**PROVIDED TEXT:**
* * *
Skip to content

Entity Model

This document defines the data entities in codio: what exists in the current implementation, what is proposed to fill gaps identified during M1 review, and how the entities relate to each other.

Throughout, implemented means the entity exists as a Pydantic model or dataclass in src/codio/ today. Proposed means the entity addresses a concrete gap but has no model definition yet.


1. Current Entities

1.1 LibraryCatalogEntry

File: src/codio/models.py Storage: .codio/catalog.yml under the libraries: key Purpose: Shared, project-agnostic identity metadata for a code source.

Field Type Default Description
name str required Slug key; primary identifier
kind Kind required internal, external_mirror, utility
language str "" Dominant language
repo_url str "" Upstream repository URL
pip_name str "" Package manager name
license str "" Software license
path str "" Local path for internal code or mirrors
summary str "" Short description

Identity: The name field is the primary key. It is a human-authored slug (e.g. scipy, internal-utils, pandas-mirror). All other fields are descriptive metadata.

Known ambiguities:

  • path conflates package root, repository root, and arbitrary folder. There is no schema-level distinction.
  • repo_url is informational. It is not used for cloning, syncing, or deduplication.
  • There is no field for repository identity separate from library identity. A single repository may contain multiple libraries (monorepo), and a single library may be a subset of a repository (single package within a larger project).

1.2 ProjectProfileEntry

File: src/codio/models.py Storage: .codio/profiles.yml under the profiles: key Purpose: Project-local interpretation and policy for a cataloged library.

Field Type Default Description
name str required Must match a catalog key
priority Priority tier2 tier1, tier2, tier3
runtime_import RuntimeImport reference_only internal, pip_only, reference_only
decision_default DecisionDefault new existing, wrap, direct, new
capabilities list[str] [] Free-form capability tags
curated_note str "" Path to a curated note .md file
status Status active active, candidate, deprecated
notes str "" Short local comment

Constraint: name must reference an existing catalog entry. The registry validator enforces this (profile without catalog entry is an error).

1.3 LibraryRecord

File: src/codio/models.py Purpose: Merged read-only view combining catalog and profile for a single library. Not persisted; computed at query time by Registry._merge().

Contains all fields from both LibraryCatalogEntry and ProjectProfileEntry, plus:

Field Type Description
has_profile bool Whether a project profile was found for merging

Constructed via LibraryRecord.from_entries(catalog, profile).

1.4 RegistrySnapshot

File: src/codio/models.py Purpose: Serializable payload containing the full registry state.
* * *
**DATASET ROWS:**
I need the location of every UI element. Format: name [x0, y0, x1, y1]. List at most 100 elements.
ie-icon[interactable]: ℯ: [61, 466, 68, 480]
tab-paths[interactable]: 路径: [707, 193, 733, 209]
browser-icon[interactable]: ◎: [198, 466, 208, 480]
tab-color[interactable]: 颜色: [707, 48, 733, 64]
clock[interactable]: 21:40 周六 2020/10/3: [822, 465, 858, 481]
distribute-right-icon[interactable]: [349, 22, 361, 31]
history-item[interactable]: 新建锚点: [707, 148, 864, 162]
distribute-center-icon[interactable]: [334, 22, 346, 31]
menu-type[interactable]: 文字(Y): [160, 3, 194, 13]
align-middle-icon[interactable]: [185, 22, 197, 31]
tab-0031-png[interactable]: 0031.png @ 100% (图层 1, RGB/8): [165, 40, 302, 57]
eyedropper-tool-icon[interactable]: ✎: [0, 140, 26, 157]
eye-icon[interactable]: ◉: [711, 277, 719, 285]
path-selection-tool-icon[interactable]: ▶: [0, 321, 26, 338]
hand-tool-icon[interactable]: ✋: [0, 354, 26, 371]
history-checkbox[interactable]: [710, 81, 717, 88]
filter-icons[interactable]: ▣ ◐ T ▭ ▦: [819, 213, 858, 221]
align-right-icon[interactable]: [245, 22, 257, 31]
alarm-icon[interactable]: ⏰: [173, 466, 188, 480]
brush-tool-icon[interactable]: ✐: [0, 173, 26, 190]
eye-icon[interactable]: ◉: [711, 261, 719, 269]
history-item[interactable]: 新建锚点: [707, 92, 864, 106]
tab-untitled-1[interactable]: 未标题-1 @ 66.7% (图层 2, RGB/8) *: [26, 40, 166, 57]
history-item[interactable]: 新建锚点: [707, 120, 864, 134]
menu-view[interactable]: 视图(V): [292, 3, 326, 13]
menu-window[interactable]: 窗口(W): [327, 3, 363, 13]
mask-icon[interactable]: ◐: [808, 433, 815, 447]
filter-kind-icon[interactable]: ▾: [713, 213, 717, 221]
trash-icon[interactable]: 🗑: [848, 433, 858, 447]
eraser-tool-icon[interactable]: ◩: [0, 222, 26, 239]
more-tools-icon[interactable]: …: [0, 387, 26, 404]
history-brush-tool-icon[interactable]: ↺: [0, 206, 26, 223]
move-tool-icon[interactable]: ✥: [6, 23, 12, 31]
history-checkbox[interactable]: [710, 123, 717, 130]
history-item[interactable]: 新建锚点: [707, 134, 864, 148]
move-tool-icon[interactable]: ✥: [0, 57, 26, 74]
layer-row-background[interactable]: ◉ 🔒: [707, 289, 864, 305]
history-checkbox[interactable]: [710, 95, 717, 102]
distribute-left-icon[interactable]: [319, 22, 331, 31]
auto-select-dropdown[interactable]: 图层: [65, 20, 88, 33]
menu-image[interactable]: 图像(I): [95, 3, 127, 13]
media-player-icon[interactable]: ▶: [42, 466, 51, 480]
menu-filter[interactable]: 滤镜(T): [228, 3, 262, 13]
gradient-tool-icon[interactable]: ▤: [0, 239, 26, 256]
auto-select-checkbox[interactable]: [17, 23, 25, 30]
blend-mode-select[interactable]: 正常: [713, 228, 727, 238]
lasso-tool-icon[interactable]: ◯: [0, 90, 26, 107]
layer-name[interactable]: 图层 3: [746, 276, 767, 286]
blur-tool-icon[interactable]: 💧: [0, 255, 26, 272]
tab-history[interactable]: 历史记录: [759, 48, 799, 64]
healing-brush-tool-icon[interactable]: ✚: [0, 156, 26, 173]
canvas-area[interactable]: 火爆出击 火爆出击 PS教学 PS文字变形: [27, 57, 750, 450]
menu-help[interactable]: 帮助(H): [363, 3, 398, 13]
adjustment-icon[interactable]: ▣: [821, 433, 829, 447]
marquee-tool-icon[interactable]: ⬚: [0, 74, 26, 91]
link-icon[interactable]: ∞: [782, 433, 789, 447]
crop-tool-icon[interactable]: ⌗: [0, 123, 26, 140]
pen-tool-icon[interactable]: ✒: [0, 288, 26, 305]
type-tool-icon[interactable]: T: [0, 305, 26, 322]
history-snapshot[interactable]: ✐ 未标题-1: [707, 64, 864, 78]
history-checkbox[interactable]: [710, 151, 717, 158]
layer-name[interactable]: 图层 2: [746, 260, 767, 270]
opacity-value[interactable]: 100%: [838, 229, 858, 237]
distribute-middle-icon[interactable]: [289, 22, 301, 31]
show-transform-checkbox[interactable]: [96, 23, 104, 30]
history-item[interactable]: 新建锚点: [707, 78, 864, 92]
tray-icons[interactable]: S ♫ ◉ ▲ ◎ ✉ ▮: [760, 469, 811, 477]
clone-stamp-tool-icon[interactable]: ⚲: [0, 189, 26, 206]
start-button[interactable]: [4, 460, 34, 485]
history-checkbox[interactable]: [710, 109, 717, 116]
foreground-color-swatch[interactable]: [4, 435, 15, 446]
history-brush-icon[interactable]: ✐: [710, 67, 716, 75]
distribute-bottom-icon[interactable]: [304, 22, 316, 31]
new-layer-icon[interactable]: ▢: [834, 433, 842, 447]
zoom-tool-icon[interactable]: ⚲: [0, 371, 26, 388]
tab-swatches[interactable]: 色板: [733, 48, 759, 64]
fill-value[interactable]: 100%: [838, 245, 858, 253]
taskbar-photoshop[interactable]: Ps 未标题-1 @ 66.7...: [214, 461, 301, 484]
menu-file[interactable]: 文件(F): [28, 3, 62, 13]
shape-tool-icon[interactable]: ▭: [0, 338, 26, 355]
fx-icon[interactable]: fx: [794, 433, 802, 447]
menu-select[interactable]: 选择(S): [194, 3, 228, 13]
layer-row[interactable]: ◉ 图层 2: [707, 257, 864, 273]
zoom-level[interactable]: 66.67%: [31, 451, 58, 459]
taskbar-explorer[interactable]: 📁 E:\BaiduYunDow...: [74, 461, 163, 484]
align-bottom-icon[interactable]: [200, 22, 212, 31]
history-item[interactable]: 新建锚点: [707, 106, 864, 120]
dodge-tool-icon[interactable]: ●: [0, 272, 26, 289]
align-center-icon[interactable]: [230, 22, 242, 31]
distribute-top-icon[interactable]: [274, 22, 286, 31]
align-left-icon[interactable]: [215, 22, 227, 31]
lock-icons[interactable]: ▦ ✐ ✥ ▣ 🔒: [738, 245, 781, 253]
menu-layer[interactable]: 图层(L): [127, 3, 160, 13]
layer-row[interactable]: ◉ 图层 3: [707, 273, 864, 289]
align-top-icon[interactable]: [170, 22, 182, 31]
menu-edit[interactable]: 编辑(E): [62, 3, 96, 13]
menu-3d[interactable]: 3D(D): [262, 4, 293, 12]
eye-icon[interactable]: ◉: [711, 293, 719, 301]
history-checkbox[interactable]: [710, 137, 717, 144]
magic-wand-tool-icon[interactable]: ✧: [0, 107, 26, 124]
* * *
**STATED EXERCISE:**
According to the entity model page, in which file and under which key are project profile entries stored?

**EXPECTED ANSWER:**
In .codio/profiles.yml, under the profiles: key.